» TASK TO COMPLETE: Output the data exactly, with every line intact.

» DATA TO PROCESS:
------------

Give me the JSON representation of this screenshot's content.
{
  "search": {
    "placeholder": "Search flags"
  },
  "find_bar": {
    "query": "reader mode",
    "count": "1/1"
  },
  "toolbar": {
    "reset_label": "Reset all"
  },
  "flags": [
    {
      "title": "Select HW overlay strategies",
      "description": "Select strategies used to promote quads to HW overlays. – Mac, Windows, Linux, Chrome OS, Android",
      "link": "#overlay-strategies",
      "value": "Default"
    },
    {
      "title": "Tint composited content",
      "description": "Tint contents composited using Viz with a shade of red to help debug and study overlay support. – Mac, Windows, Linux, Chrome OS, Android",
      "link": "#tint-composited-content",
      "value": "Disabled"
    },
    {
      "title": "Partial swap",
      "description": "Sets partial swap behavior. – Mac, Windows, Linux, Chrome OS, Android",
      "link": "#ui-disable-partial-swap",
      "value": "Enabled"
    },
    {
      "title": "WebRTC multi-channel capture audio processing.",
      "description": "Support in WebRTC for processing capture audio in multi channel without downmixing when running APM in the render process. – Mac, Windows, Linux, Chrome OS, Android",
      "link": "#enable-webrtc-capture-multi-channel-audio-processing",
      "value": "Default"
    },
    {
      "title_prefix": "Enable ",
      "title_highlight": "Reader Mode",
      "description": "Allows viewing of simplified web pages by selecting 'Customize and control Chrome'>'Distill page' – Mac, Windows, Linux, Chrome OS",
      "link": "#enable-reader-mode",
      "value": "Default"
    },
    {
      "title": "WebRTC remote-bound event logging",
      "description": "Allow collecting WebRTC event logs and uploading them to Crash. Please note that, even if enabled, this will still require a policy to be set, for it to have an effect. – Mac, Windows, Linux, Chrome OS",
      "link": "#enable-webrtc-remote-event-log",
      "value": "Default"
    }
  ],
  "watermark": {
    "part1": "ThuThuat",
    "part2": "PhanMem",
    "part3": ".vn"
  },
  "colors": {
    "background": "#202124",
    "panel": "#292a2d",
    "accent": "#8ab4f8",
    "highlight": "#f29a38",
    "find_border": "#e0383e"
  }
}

------------

» RESULT BELOW:
Give me the JSON representation of this screenshot's content.
{
  "search": {
    "placeholder": "Search flags"
  },
  "find_bar": {
    "query": "reader mode",
    "count": "1/1"
  },
  "toolbar": {
    "reset_label": "Reset all"
  },
  "flags": [
    {
      "title": "Select HW overlay strategies",
      "description": "Select strategies used to promote quads to HW overlays. – Mac, Windows, Linux, Chrome OS, Android",
      "link": "#overlay-strategies",
      "value": "Default"
    },
    {
      "title": "Tint composited content",
      "description": "Tint contents composited using Viz with a shade of red to help debug and study overlay support. – Mac, Windows, Linux, Chrome OS, Android",
      "link": "#tint-composited-content",
      "value": "Disabled"
    },
    {
      "title": "Partial swap",
      "description": "Sets partial swap behavior. – Mac, Windows, Linux, Chrome OS, Android",
      "link": "#ui-disable-partial-swap",
      "value": "Enabled"
    },
    {
      "title": "WebRTC multi-channel capture audio processing.",
      "description": "Support in WebRTC for processing capture audio in multi channel without downmixing when running APM in the render process. – Mac, Windows, Linux, Chrome OS, Android",
      "link": "#enable-webrtc-capture-multi-channel-audio-processing",
      "value": "Default"
    },
    {
      "title_prefix": "Enable ",
      "title_highlight": "Reader Mode",
      "description": "Allows viewing of simplified web pages by selecting 'Customize and control Chrome'>'Distill page' – Mac, Windows, Linux, Chrome OS",
      "link": "#enable-reader-mode",
      "value": "Default"
    },
    {
      "title": "WebRTC remote-bound event logging",
      "description": "Allow collecting WebRTC event logs and uploading them to Crash. Please note that, even if enabled, this will still require a policy to be set, for it to have an effect. – Mac, Windows, Linux, Chrome OS",
      "link": "#enable-webrtc-remote-event-log",
      "value": "Default"
    }
  ],
  "watermark": {
    "part1": "ThuThuat",
    "part2": "PhanMem",
    "part3": ".vn"
  },
  "colors": {
    "background": "#202124",
    "panel": "#292a2d",
    "accent": "#8ab4f8",
    "highlight": "#f29a38",
    "find_border": "#e0383e"
  }
}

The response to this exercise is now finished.